Check every line below for the word "structured" and copy each one that has it.

MATERIAL FOR THIS TASK ::
-.-.-
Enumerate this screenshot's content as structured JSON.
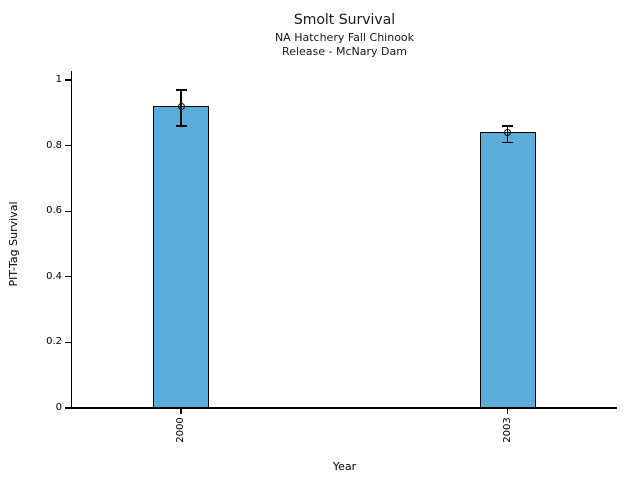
{
  "chart_data": {
    "type": "bar",
    "title": "Smolt Survival",
    "subtitle_lines": [
      "NA Hatchery Fall Chinook",
      "Release - McNary Dam"
    ],
    "xlabel": "Year",
    "ylabel": "PIT-Tag Survival",
    "categories": [
      "2000",
      "2003"
    ],
    "values": [
      0.92,
      0.84
    ],
    "error_bars": [
      {
        "low": 0.86,
        "high": 0.97
      },
      {
        "low": 0.81,
        "high": 0.86
      }
    ],
    "yticks": [
      0,
      0.2,
      0.4,
      0.6,
      0.8,
      1
    ],
    "ytick_labels": [
      "0",
      "0.2",
      "0.4",
      "0.6",
      "0.8",
      "1"
    ],
    "ylim": [
      0,
      1
    ],
    "grid": false,
    "legend": null,
    "marker": "open-circle",
    "bar_color": "#5BACD8",
    "bar_edge_color": "#000000",
    "axis_color": "#000000"
  }
}
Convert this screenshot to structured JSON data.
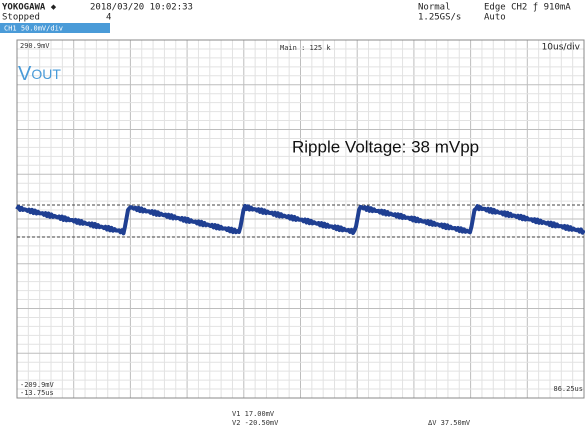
{
  "header": {
    "brand": "YOKOGAWA ◆",
    "datetime": "2018/03/20 10:02:33",
    "status": "Stopped",
    "acq_count": "4",
    "channel": "CH1 50.0mV/div",
    "mode": "Normal",
    "sample_rate": "1.25GS/s",
    "trigger": "Edge CH2 ƒ 910mA",
    "trigger_mode": "Auto"
  },
  "screen": {
    "top_level": "290.9mV",
    "main": "Main : 125 k",
    "timebase": "10us/div",
    "trace_label_main": "V",
    "trace_label_sub": "OUT",
    "annotation": "Ripple Voltage: 38 mVpp",
    "bottom_level": "-209.9mV",
    "bottom_time": "-13.75us",
    "end_time": "86.25us"
  },
  "cursors": {
    "v1": "V1  17.00mV",
    "v2": "V2 -20.50mV",
    "dv": "ΔV  37.50mV"
  }
}
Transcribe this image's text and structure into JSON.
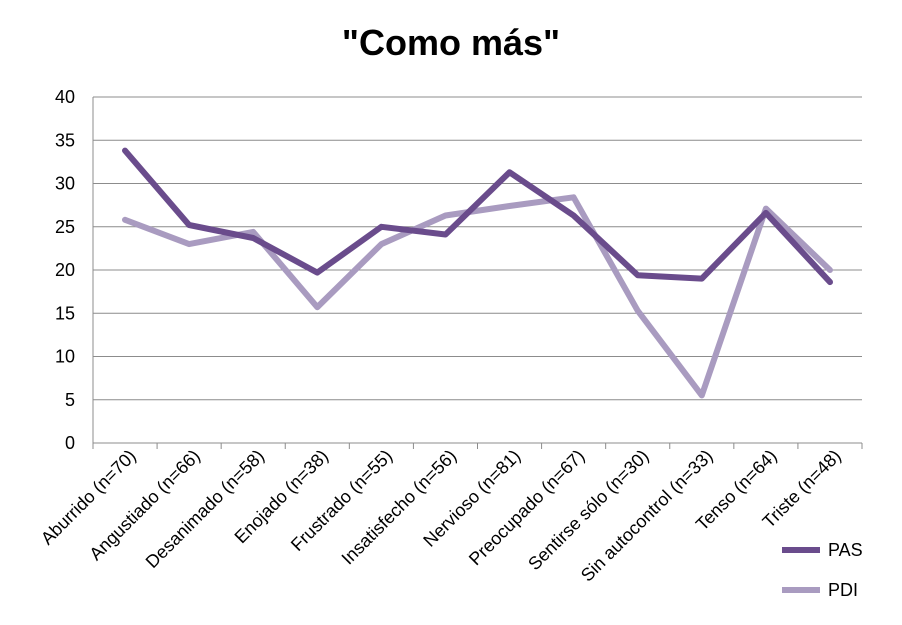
{
  "chart_data": {
    "type": "line",
    "title": "\"Como más\"",
    "xlabel": "",
    "ylabel": "",
    "ylim": [
      0,
      40
    ],
    "yticks": [
      "0",
      "5",
      "10",
      "15",
      "20",
      "25",
      "30",
      "35",
      "40"
    ],
    "grid": "horizontal",
    "legend_position": "bottom-right",
    "categories": [
      "Aburrido (n=70)",
      "Angustiado (n=66)",
      "Desanimado (n=58)",
      "Enojado (n=38)",
      "Frustrado (n=55)",
      "Insatisfecho (n=56)",
      "Nervioso (n=81)",
      "Preocupado (n=67)",
      "Sentirse sólo (n=30)",
      "Sin autocontrol (n=33)",
      "Tenso (n=64)",
      "Triste (n=48)"
    ],
    "series": [
      {
        "name": "PAS",
        "color": "#6a4c8c",
        "values": [
          33.8,
          25.2,
          23.7,
          19.7,
          25.0,
          24.1,
          31.3,
          26.3,
          19.4,
          19.0,
          26.6,
          18.6
        ]
      },
      {
        "name": "PDI",
        "color": "#a99bc0",
        "values": [
          25.8,
          23.0,
          24.4,
          15.7,
          23.0,
          26.3,
          27.4,
          28.4,
          15.3,
          5.5,
          27.1,
          20.0
        ]
      }
    ]
  }
}
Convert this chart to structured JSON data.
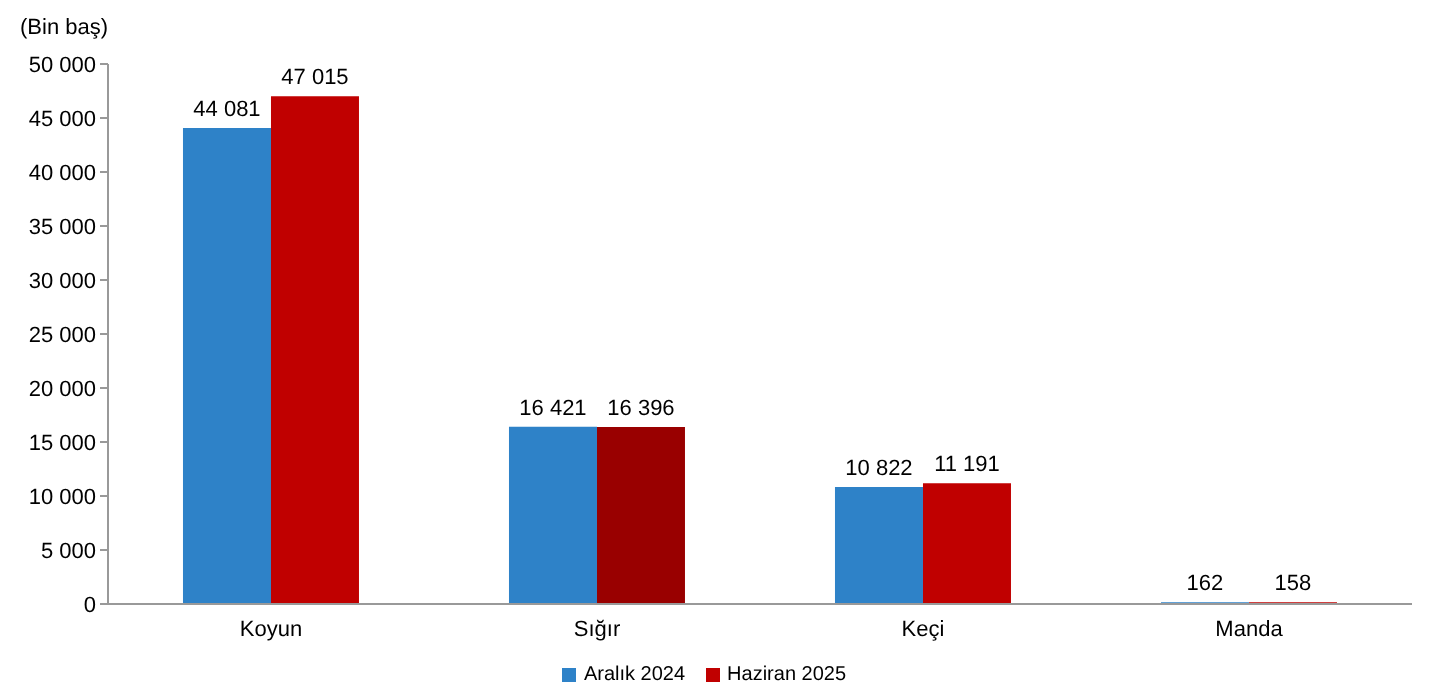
{
  "chart_data": {
    "type": "bar",
    "ylabel": "(Bin baş)",
    "categories": [
      "Koyun",
      "Sığır",
      "Keçi",
      "Manda"
    ],
    "series": [
      {
        "name": "Aralık 2024",
        "color": "#2e82c8",
        "values": [
          44081,
          16421,
          10822,
          162
        ]
      },
      {
        "name": "Haziran 2025",
        "color": "#c00000",
        "colors": [
          "#c00000",
          "#990000",
          "#c00000",
          "#c00000"
        ],
        "values": [
          47015,
          16396,
          11191,
          158
        ]
      }
    ],
    "ylim": [
      0,
      50000
    ],
    "yticks": [
      {
        "value": 0,
        "label": "0"
      },
      {
        "value": 5000,
        "label": "5 000"
      },
      {
        "value": 10000,
        "label": "10 000"
      },
      {
        "value": 15000,
        "label": "15 000"
      },
      {
        "value": 20000,
        "label": "20 000"
      },
      {
        "value": 25000,
        "label": "25 000"
      },
      {
        "value": 30000,
        "label": "30 000"
      },
      {
        "value": 35000,
        "label": "35 000"
      },
      {
        "value": 40000,
        "label": "40 000"
      },
      {
        "value": 45000,
        "label": "45 000"
      },
      {
        "value": 50000,
        "label": "50 000"
      }
    ],
    "data_labels": true,
    "grid": false,
    "legend": "bottom"
  }
}
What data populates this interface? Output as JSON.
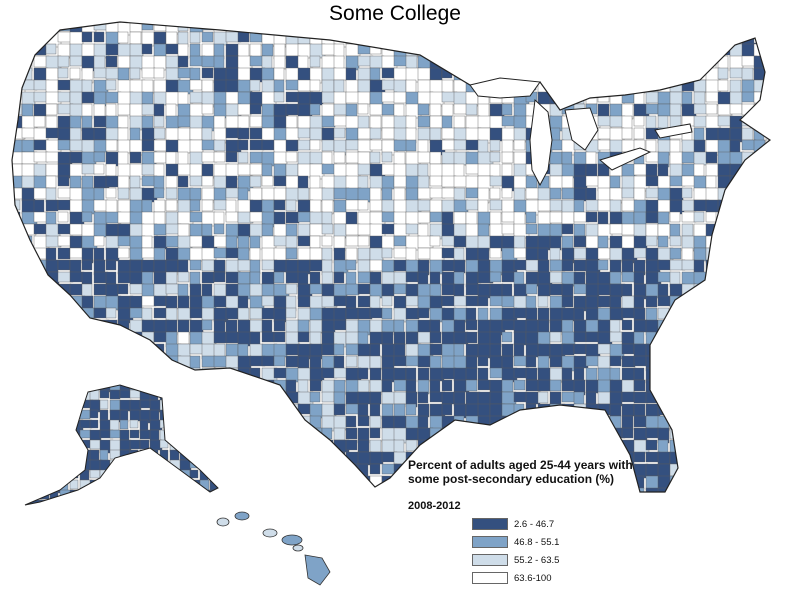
{
  "title": "Some College",
  "legend": {
    "title_line1": "Percent of adults aged 25-44 years with",
    "title_line2": "some post-secondary education (%)",
    "period": "2008-2012",
    "classes": [
      {
        "label": "2.6 - 46.7",
        "color": "#34507f"
      },
      {
        "label": "46.8 - 55.1",
        "color": "#7fa3c7"
      },
      {
        "label": "55.2 - 63.5",
        "color": "#cfdde9"
      },
      {
        "label": "63.6-100",
        "color": "#ffffff"
      }
    ]
  },
  "colors": {
    "border": "#5a5a5a",
    "state_border": "#222222"
  }
}
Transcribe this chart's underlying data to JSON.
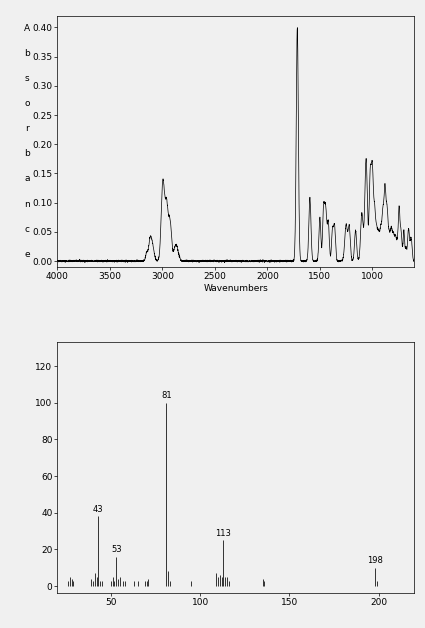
{
  "ir_xlabel": "Wavenumbers",
  "ir_ylabel_chars": [
    "A",
    "b",
    "s",
    "o",
    "r",
    "b",
    "a",
    "n",
    "c",
    "e"
  ],
  "ir_xlim": [
    4000,
    600
  ],
  "ir_ylim": [
    -0.01,
    0.42
  ],
  "ir_yticks": [
    0.0,
    0.05,
    0.1,
    0.15,
    0.2,
    0.25,
    0.3,
    0.35,
    0.4
  ],
  "ir_xticks": [
    4000,
    3500,
    3000,
    2500,
    2000,
    1500,
    1000
  ],
  "ms_xlim": [
    20,
    220
  ],
  "ms_ylim": [
    -4,
    133
  ],
  "ms_yticks": [
    0,
    20,
    40,
    60,
    80,
    100,
    120
  ],
  "ms_xticks": [
    50,
    100,
    150,
    200
  ],
  "ms_peaks": [
    {
      "mz": 26,
      "intensity": 3
    },
    {
      "mz": 27,
      "intensity": 5
    },
    {
      "mz": 28,
      "intensity": 4
    },
    {
      "mz": 29,
      "intensity": 3
    },
    {
      "mz": 39,
      "intensity": 4
    },
    {
      "mz": 40,
      "intensity": 3
    },
    {
      "mz": 41,
      "intensity": 7
    },
    {
      "mz": 42,
      "intensity": 5
    },
    {
      "mz": 43,
      "intensity": 38
    },
    {
      "mz": 44,
      "intensity": 3
    },
    {
      "mz": 45,
      "intensity": 3
    },
    {
      "mz": 50,
      "intensity": 3
    },
    {
      "mz": 51,
      "intensity": 5
    },
    {
      "mz": 52,
      "intensity": 3
    },
    {
      "mz": 53,
      "intensity": 16
    },
    {
      "mz": 54,
      "intensity": 4
    },
    {
      "mz": 55,
      "intensity": 5
    },
    {
      "mz": 57,
      "intensity": 3
    },
    {
      "mz": 58,
      "intensity": 3
    },
    {
      "mz": 63,
      "intensity": 3
    },
    {
      "mz": 65,
      "intensity": 3
    },
    {
      "mz": 69,
      "intensity": 3
    },
    {
      "mz": 70,
      "intensity": 3
    },
    {
      "mz": 71,
      "intensity": 4
    },
    {
      "mz": 81,
      "intensity": 100
    },
    {
      "mz": 82,
      "intensity": 8
    },
    {
      "mz": 83,
      "intensity": 3
    },
    {
      "mz": 95,
      "intensity": 3
    },
    {
      "mz": 109,
      "intensity": 7
    },
    {
      "mz": 110,
      "intensity": 5
    },
    {
      "mz": 111,
      "intensity": 6
    },
    {
      "mz": 112,
      "intensity": 5
    },
    {
      "mz": 113,
      "intensity": 25
    },
    {
      "mz": 114,
      "intensity": 5
    },
    {
      "mz": 115,
      "intensity": 5
    },
    {
      "mz": 116,
      "intensity": 3
    },
    {
      "mz": 135,
      "intensity": 4
    },
    {
      "mz": 136,
      "intensity": 3
    },
    {
      "mz": 198,
      "intensity": 10
    },
    {
      "mz": 199,
      "intensity": 3
    }
  ],
  "ms_labels": [
    {
      "mz": 43,
      "intensity": 38,
      "label": "43"
    },
    {
      "mz": 53,
      "intensity": 16,
      "label": "53"
    },
    {
      "mz": 81,
      "intensity": 100,
      "label": "81"
    },
    {
      "mz": 113,
      "intensity": 25,
      "label": "113"
    },
    {
      "mz": 198,
      "intensity": 10,
      "label": "198"
    }
  ],
  "line_color": "#000000",
  "bg_color": "#f0f0f0",
  "font_size": 6.5,
  "tick_font_size": 6.5,
  "label_font_size": 6.0
}
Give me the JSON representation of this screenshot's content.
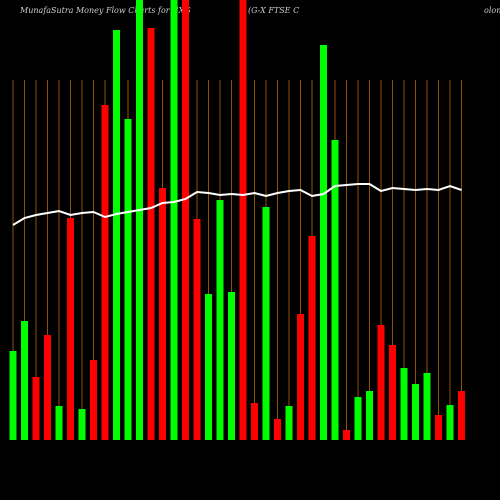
{
  "chart_data": {
    "type": "bar",
    "title": "MunafaSutra  Money Flow  Charts for GXG",
    "subtitle": "(G-X   FTSE C",
    "subtitle_tail": "olom",
    "ylim": [
      0,
      440
    ],
    "values": [
      89,
      119,
      63,
      105,
      34,
      222,
      31,
      80,
      335,
      410,
      321,
      440,
      412,
      252,
      440,
      440,
      221,
      146,
      240,
      148,
      440,
      37,
      233,
      21,
      34,
      126,
      204,
      395,
      300,
      10,
      43,
      49,
      115,
      95,
      72,
      56,
      67,
      25,
      35,
      49
    ],
    "colors": [
      "#00ff00",
      "#00ff00",
      "#ff0000",
      "#ff0000",
      "#00ff00",
      "#ff0000",
      "#00ff00",
      "#ff0000",
      "#ff0000",
      "#00ff00",
      "#00ff00",
      "#00ff00",
      "#ff0000",
      "#ff0000",
      "#00ff00",
      "#ff0000",
      "#ff0000",
      "#00ff00",
      "#00ff00",
      "#00ff00",
      "#ff0000",
      "#ff0000",
      "#00ff00",
      "#ff0000",
      "#00ff00",
      "#ff0000",
      "#ff0000",
      "#00ff00",
      "#00ff00",
      "#ff0000",
      "#00ff00",
      "#00ff00",
      "#ff0000",
      "#ff0000",
      "#00ff00",
      "#00ff00",
      "#00ff00",
      "#ff0000",
      "#00ff00",
      "#ff0000"
    ],
    "line": {
      "color": "#ffffff",
      "values": [
        215,
        222,
        225,
        227,
        229,
        225,
        227,
        228,
        223,
        226,
        228,
        230,
        232,
        237,
        238,
        241,
        248,
        247,
        245,
        246,
        245,
        247,
        244,
        247,
        249,
        250,
        244,
        246,
        254,
        255,
        256,
        256,
        249,
        252,
        251,
        250,
        251,
        250,
        254,
        250
      ]
    },
    "grid_color": "#b8650a"
  }
}
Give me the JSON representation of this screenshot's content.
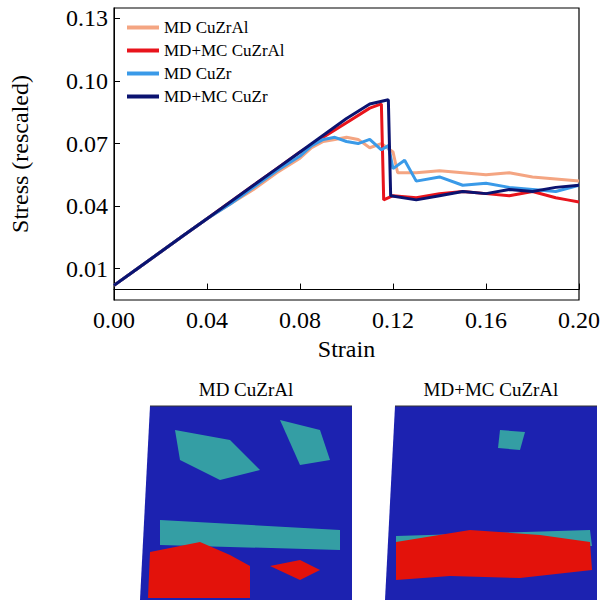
{
  "chart_data": {
    "type": "line",
    "x_label": "Strain",
    "y_label": "Stress (rescaled)",
    "xlim": [
      0,
      0.2
    ],
    "xticks": [
      {
        "value": 0,
        "label": "0.00"
      },
      0.04,
      0.08,
      0.12,
      0.16,
      {
        "value": 0.2,
        "label": "0.20"
      }
    ],
    "ylim": [
      -0.005,
      0.135
    ],
    "yticks": [
      0.01,
      0.04,
      0.07,
      {
        "value": 0.1,
        "label": "0.10"
      },
      0.13
    ],
    "grid": false,
    "legend": "upper left",
    "series": [
      {
        "name": "MD CuZrAl",
        "color": "#f4a582",
        "x": [
          0,
          0.01,
          0.02,
          0.03,
          0.04,
          0.05,
          0.06,
          0.07,
          0.08,
          0.085,
          0.09,
          0.095,
          0.1,
          0.105,
          0.11,
          0.115,
          0.12,
          0.122,
          0.13,
          0.14,
          0.15,
          0.16,
          0.17,
          0.18,
          0.19,
          0.2
        ],
        "values": [
          0.002,
          0.01,
          0.018,
          0.026,
          0.034,
          0.041,
          0.048,
          0.056,
          0.063,
          0.068,
          0.071,
          0.072,
          0.073,
          0.072,
          0.068,
          0.07,
          0.066,
          0.056,
          0.056,
          0.057,
          0.056,
          0.055,
          0.056,
          0.054,
          0.053,
          0.052
        ]
      },
      {
        "name": "MD+MC CuZrAl",
        "color": "#e8141c",
        "x": [
          0,
          0.01,
          0.02,
          0.03,
          0.04,
          0.05,
          0.06,
          0.07,
          0.08,
          0.09,
          0.1,
          0.11,
          0.115,
          0.116,
          0.12,
          0.13,
          0.14,
          0.15,
          0.16,
          0.17,
          0.18,
          0.19,
          0.195,
          0.2
        ],
        "values": [
          0.002,
          0.01,
          0.018,
          0.026,
          0.034,
          0.042,
          0.05,
          0.058,
          0.066,
          0.073,
          0.08,
          0.087,
          0.089,
          0.043,
          0.045,
          0.044,
          0.046,
          0.047,
          0.046,
          0.045,
          0.047,
          0.044,
          0.043,
          0.042
        ]
      },
      {
        "name": "MD CuZr",
        "color": "#3a9ae8",
        "x": [
          0,
          0.01,
          0.02,
          0.03,
          0.04,
          0.05,
          0.06,
          0.07,
          0.08,
          0.085,
          0.09,
          0.095,
          0.1,
          0.105,
          0.11,
          0.115,
          0.118,
          0.12,
          0.125,
          0.13,
          0.14,
          0.15,
          0.16,
          0.17,
          0.18,
          0.19,
          0.2
        ],
        "values": [
          0.002,
          0.01,
          0.018,
          0.026,
          0.034,
          0.041,
          0.049,
          0.057,
          0.064,
          0.069,
          0.072,
          0.073,
          0.071,
          0.07,
          0.072,
          0.067,
          0.069,
          0.058,
          0.062,
          0.052,
          0.054,
          0.05,
          0.051,
          0.049,
          0.048,
          0.047,
          0.05
        ]
      },
      {
        "name": "MD+MC CuZr",
        "color": "#0b1370",
        "x": [
          0,
          0.01,
          0.02,
          0.03,
          0.04,
          0.05,
          0.06,
          0.07,
          0.08,
          0.09,
          0.1,
          0.11,
          0.118,
          0.119,
          0.13,
          0.14,
          0.15,
          0.16,
          0.17,
          0.18,
          0.19,
          0.2
        ],
        "values": [
          0.002,
          0.01,
          0.018,
          0.026,
          0.034,
          0.042,
          0.05,
          0.058,
          0.066,
          0.074,
          0.082,
          0.089,
          0.091,
          0.045,
          0.043,
          0.045,
          0.047,
          0.046,
          0.048,
          0.047,
          0.049,
          0.05
        ]
      }
    ]
  },
  "snapshots": [
    "MD CuZrAl",
    "MD+MC CuZrAl"
  ]
}
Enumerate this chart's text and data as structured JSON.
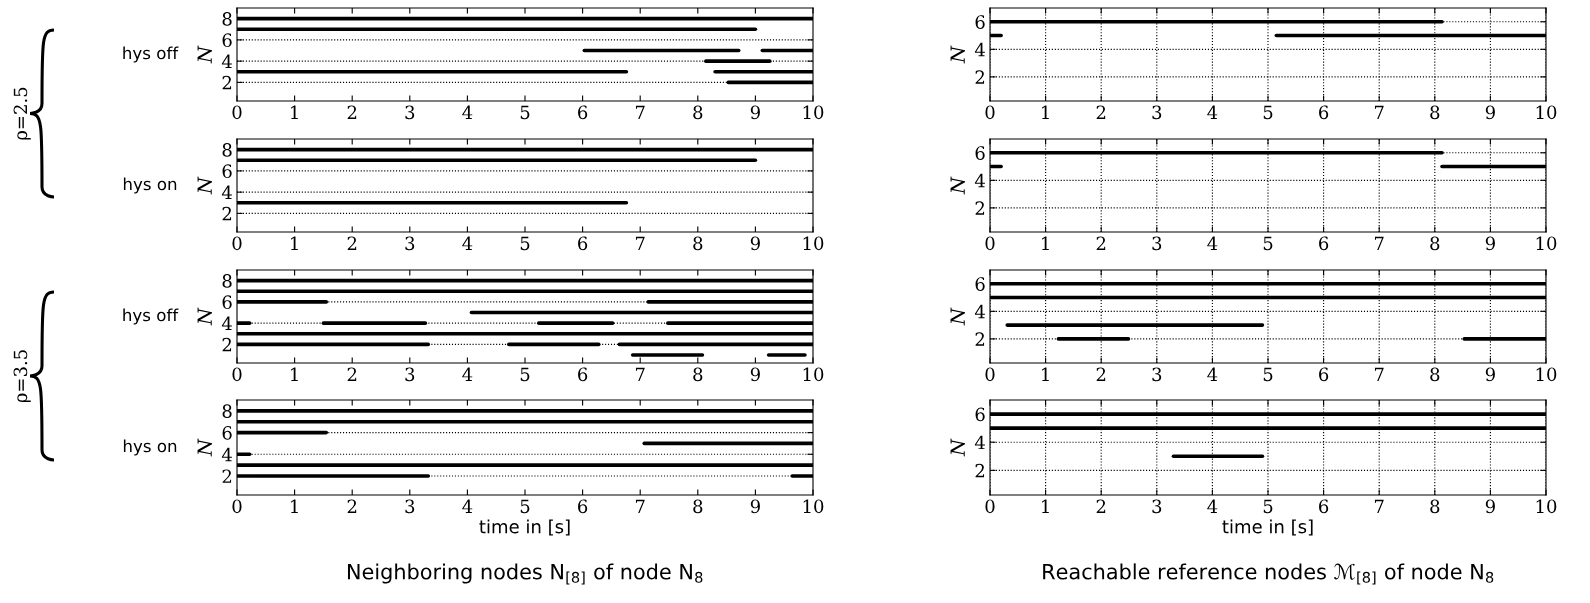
-.-.-
EXERCISE RESPONSE ::
Enumerate this screenshot's content as structured JSON.
Convert this screenshot to structured JSON data.
Convert this chart to structured JSON data.
Enumerate this chart's text and data as structured JSON.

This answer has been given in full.